— Exercise description —
Pull every line that holds the word "text" from the entries.

Records from a data collection:
** START **
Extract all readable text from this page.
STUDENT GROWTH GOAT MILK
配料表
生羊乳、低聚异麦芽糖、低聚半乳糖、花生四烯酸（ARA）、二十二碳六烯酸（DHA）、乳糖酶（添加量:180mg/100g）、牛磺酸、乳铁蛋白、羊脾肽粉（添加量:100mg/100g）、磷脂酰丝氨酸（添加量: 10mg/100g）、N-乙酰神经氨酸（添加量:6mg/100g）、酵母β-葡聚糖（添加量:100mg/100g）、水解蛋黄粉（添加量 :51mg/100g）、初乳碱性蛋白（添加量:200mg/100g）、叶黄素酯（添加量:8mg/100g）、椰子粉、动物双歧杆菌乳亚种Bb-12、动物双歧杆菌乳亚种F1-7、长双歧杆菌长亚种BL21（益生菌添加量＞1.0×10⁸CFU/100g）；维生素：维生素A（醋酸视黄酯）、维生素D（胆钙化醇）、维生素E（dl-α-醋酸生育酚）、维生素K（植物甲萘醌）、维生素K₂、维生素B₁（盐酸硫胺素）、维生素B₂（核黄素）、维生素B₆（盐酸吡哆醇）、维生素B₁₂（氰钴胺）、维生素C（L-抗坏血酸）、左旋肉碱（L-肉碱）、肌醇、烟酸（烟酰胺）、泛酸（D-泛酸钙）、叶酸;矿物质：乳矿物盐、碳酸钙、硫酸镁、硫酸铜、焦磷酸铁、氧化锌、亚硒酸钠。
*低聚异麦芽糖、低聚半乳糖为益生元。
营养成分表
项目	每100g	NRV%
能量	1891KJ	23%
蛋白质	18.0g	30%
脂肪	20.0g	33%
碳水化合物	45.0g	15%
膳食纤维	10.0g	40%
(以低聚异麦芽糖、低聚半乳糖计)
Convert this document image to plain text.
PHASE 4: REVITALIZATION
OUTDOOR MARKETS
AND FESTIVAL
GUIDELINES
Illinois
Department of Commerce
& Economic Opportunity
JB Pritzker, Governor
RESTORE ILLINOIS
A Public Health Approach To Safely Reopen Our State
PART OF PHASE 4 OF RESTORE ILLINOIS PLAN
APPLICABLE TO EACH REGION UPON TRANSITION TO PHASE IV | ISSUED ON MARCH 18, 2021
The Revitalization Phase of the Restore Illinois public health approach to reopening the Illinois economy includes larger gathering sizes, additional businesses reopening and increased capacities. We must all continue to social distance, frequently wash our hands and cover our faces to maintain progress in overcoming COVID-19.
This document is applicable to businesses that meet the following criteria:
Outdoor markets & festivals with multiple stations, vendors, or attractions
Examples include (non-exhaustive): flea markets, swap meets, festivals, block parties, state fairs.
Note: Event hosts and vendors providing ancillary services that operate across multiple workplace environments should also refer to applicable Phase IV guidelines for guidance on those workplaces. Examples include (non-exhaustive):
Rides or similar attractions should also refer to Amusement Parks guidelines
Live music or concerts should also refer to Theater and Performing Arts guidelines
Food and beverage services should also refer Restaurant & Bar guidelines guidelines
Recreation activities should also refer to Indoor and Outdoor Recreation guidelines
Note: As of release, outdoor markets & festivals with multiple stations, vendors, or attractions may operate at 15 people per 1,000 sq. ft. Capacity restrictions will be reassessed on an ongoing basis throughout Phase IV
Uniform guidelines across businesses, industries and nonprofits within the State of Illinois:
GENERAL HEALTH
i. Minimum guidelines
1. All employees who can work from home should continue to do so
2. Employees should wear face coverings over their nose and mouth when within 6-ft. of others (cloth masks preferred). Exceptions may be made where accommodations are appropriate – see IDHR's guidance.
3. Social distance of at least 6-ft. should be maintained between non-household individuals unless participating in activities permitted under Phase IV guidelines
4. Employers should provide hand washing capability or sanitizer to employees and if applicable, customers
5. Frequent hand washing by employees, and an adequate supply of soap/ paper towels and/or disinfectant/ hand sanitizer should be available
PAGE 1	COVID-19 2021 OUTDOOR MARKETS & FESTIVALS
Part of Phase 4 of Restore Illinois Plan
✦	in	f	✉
** END **
— Solution —
Extract all readable text from this page.
Convert this document image to plain text.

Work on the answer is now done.